BEGIN DATASET RECORDS

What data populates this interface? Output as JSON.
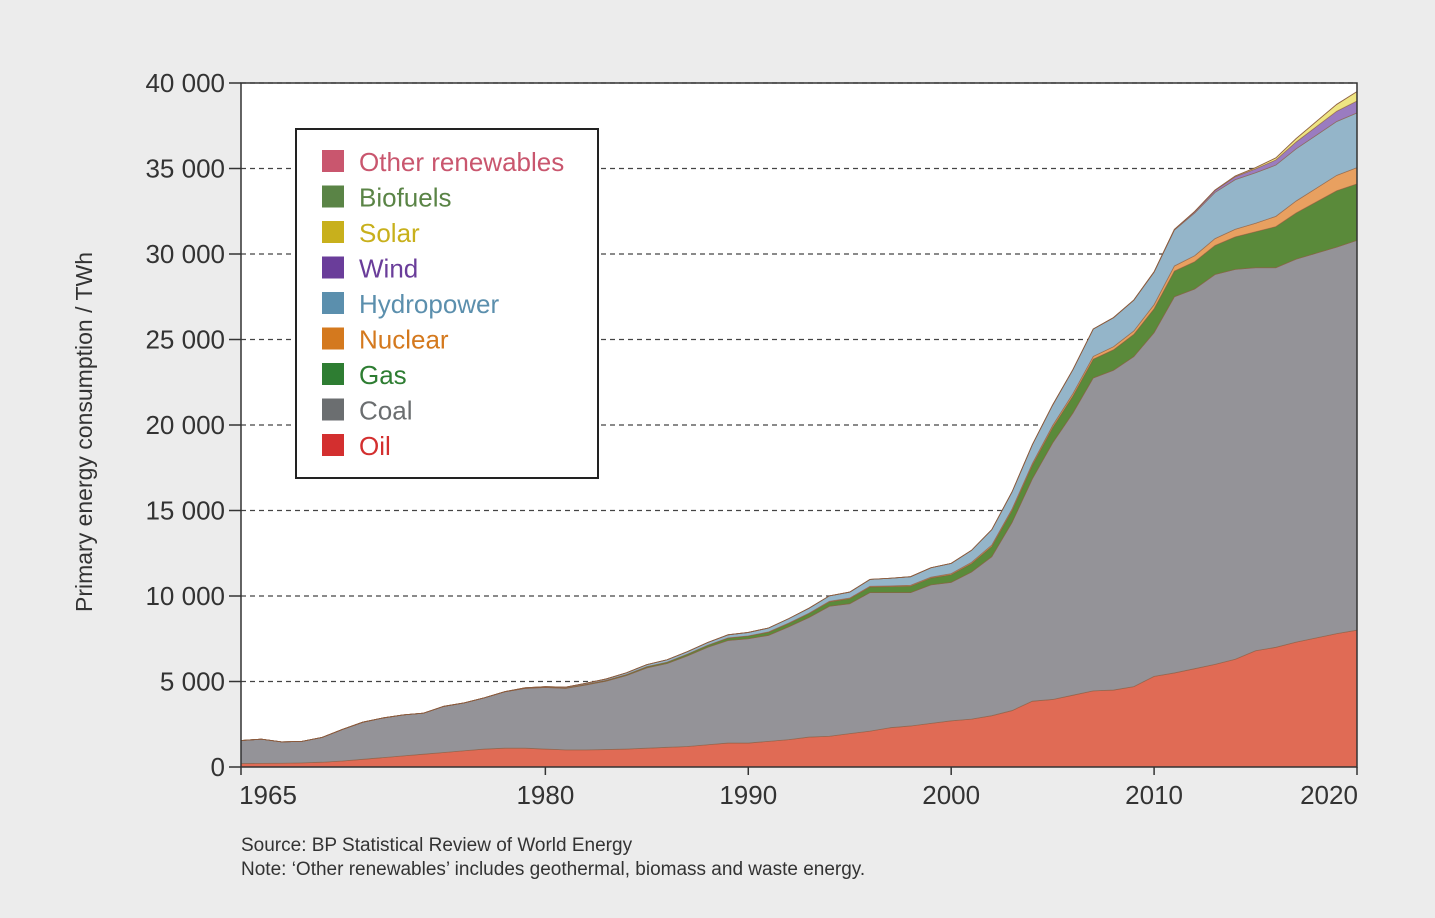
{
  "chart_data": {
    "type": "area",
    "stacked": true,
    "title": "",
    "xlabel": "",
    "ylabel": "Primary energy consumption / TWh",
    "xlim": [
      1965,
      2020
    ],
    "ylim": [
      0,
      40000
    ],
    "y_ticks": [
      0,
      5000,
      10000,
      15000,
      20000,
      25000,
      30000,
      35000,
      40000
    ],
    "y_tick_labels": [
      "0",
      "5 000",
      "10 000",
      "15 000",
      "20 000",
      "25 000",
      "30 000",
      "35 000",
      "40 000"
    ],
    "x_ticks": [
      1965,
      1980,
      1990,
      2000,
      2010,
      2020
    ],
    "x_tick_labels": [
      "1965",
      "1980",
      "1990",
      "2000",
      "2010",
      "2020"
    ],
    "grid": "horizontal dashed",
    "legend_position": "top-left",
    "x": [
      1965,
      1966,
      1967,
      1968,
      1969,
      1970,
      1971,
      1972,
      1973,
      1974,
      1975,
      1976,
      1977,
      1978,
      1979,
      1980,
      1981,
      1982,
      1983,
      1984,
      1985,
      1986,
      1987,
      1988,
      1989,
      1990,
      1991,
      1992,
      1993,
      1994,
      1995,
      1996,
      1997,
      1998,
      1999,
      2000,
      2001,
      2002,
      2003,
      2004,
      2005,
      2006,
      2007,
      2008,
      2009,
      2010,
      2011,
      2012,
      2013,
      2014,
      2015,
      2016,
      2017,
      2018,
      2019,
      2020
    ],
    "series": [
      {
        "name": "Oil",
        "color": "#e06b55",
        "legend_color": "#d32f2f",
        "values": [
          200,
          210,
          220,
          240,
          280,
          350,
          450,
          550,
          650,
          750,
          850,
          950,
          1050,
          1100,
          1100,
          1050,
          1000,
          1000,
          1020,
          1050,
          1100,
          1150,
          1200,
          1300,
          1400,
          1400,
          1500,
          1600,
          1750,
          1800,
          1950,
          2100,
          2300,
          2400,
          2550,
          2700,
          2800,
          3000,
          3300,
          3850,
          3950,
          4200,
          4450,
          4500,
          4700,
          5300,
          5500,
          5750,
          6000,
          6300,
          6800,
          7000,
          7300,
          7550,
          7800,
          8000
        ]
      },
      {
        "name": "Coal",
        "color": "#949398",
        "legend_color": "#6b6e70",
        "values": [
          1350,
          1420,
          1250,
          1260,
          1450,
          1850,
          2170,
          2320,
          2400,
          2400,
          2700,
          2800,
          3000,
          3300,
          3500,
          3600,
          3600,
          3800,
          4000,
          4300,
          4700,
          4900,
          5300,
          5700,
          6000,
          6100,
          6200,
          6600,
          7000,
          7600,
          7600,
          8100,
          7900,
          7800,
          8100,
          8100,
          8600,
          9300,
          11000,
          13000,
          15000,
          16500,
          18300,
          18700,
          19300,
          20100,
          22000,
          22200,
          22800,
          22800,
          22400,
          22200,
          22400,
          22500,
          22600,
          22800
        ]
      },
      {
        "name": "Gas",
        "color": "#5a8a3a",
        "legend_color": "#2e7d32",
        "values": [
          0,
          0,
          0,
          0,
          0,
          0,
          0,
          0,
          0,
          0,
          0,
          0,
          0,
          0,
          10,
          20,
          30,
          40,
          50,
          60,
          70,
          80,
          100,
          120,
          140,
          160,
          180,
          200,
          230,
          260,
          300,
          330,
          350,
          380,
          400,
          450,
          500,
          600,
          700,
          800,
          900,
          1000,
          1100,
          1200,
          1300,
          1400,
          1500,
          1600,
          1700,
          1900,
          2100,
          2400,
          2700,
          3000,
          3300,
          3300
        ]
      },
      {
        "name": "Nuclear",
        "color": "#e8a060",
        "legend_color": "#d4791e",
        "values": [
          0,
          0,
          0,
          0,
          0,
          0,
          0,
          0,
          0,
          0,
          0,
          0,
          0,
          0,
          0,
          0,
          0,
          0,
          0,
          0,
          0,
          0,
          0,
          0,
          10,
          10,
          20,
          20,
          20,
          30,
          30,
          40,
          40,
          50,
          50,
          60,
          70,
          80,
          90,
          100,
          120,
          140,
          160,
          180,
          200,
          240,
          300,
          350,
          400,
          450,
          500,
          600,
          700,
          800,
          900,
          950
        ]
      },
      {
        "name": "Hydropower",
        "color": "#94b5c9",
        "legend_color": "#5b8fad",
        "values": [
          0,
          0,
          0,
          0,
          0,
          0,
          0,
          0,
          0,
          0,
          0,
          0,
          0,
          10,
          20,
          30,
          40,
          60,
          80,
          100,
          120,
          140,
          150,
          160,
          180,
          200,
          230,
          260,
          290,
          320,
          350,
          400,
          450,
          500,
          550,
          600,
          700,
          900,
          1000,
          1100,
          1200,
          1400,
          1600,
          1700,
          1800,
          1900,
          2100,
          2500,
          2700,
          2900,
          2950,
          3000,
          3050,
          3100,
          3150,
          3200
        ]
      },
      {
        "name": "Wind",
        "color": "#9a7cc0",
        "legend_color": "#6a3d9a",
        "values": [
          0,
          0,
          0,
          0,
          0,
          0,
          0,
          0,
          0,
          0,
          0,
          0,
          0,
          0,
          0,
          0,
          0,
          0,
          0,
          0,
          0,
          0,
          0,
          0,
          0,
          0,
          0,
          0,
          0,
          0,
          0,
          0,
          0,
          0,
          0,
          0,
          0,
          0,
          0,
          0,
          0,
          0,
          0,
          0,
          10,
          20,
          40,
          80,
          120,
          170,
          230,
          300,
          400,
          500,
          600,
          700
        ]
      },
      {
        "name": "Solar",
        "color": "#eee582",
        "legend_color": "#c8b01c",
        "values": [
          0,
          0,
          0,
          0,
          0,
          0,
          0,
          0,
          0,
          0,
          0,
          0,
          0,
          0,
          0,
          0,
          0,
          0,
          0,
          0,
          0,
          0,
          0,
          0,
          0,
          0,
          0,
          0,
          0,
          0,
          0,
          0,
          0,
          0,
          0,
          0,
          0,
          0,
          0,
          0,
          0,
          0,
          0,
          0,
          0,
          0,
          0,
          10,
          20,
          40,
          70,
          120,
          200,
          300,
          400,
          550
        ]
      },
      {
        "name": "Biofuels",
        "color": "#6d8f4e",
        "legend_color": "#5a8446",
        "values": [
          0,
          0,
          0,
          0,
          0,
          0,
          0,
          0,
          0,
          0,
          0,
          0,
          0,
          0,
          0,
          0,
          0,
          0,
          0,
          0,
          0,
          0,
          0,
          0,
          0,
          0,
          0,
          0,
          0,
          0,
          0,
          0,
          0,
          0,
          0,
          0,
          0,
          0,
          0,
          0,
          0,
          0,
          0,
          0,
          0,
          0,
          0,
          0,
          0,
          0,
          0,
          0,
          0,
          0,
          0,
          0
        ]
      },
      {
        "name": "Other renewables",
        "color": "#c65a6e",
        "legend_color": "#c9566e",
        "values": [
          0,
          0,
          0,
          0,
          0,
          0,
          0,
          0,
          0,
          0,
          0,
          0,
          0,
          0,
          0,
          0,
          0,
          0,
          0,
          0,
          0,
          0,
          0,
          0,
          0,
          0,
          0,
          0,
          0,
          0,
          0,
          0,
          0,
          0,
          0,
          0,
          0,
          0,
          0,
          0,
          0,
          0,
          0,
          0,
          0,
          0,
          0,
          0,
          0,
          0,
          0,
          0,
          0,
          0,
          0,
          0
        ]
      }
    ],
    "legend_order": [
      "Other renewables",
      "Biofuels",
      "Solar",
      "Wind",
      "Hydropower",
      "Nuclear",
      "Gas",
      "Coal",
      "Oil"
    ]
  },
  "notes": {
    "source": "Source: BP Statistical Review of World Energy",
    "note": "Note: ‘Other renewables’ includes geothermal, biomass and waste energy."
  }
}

END DATASET RECORDS
BEGIN DATASET RECORDS

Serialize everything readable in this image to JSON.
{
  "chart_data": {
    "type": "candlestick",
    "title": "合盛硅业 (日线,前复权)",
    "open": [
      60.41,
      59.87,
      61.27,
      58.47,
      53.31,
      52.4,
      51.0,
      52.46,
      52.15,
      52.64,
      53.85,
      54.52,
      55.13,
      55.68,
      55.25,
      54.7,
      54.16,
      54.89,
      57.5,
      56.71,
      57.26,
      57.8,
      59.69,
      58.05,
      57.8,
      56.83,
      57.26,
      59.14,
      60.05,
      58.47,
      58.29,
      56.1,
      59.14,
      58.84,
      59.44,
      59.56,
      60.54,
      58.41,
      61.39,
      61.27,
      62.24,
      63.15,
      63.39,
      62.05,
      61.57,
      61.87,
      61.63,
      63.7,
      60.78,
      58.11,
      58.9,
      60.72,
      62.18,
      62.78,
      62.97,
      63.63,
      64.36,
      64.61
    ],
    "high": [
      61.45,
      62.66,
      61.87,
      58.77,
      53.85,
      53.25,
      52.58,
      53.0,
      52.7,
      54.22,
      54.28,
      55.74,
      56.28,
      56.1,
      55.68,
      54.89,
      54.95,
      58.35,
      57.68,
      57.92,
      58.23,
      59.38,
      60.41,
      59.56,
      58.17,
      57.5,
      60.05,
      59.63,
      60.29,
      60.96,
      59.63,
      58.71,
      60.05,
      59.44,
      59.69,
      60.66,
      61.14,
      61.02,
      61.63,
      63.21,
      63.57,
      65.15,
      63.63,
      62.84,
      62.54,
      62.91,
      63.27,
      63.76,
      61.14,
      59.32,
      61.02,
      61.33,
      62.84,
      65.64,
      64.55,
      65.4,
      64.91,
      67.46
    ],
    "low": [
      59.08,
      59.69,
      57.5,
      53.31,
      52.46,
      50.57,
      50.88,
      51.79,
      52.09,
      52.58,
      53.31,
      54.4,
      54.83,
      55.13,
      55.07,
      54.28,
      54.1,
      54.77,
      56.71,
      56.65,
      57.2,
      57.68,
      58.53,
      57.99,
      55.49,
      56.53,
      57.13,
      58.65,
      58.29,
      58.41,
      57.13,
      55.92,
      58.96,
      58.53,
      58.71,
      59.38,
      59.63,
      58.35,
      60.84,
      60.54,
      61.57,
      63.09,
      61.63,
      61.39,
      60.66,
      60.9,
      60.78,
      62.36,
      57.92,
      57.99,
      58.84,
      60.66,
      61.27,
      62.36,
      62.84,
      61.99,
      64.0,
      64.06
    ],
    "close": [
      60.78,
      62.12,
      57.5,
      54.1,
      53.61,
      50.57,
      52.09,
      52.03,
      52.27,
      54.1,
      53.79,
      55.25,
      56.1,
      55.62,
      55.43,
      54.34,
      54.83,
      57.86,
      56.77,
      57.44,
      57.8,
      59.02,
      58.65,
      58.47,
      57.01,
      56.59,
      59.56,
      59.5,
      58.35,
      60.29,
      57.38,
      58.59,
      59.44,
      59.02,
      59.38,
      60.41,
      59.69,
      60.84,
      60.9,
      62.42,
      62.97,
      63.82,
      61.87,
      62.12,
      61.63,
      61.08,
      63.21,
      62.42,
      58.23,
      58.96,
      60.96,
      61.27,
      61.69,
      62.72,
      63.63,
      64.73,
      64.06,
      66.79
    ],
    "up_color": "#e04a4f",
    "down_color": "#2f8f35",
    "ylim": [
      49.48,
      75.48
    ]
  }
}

END DATASET RECORDS
BEGIN DATASET RECORDS

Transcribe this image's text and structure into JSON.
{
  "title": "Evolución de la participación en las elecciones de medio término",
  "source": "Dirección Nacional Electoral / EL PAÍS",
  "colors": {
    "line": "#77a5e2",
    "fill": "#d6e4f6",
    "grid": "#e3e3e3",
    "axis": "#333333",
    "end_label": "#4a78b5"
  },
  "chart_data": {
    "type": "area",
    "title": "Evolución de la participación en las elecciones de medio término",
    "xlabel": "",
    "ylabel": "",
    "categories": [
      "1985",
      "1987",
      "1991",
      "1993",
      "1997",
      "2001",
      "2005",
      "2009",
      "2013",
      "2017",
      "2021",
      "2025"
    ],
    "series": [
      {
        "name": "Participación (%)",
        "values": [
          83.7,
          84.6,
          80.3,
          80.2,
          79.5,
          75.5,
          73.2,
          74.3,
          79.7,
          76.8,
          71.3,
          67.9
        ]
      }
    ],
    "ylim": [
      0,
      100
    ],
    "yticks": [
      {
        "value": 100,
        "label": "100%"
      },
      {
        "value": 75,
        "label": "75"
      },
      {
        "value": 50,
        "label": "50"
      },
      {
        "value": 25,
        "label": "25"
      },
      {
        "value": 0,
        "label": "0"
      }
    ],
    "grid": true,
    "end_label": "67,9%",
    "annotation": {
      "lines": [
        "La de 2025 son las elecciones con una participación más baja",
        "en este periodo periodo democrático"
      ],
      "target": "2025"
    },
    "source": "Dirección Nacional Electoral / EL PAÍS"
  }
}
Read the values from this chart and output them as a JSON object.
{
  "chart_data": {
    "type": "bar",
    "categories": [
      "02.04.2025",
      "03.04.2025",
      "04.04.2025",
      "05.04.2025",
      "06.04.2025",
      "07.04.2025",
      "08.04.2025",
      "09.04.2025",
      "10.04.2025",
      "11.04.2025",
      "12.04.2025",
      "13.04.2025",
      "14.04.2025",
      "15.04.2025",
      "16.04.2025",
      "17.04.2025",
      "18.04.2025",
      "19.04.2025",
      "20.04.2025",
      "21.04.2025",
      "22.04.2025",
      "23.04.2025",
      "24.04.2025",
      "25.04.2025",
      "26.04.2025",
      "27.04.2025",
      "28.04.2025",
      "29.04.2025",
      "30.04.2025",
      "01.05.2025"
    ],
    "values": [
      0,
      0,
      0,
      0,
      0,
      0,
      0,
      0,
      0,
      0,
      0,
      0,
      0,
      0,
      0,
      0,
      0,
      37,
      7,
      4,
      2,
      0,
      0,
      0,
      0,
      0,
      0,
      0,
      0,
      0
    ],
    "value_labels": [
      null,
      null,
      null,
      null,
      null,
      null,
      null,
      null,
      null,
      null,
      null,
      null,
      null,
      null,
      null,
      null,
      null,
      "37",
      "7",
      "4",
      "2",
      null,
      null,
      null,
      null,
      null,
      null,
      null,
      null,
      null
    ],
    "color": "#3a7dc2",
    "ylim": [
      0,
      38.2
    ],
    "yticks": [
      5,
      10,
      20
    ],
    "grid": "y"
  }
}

END DATASET RECORDS

**PROBLEM TO SOLVE:** Please list every line of the records that contains "medio".

**TASK RESULT:**
  "title": "Evolución de la participación en las elecciones de medio término",
    "title": "Evolución de la participación en las elecciones de medio término",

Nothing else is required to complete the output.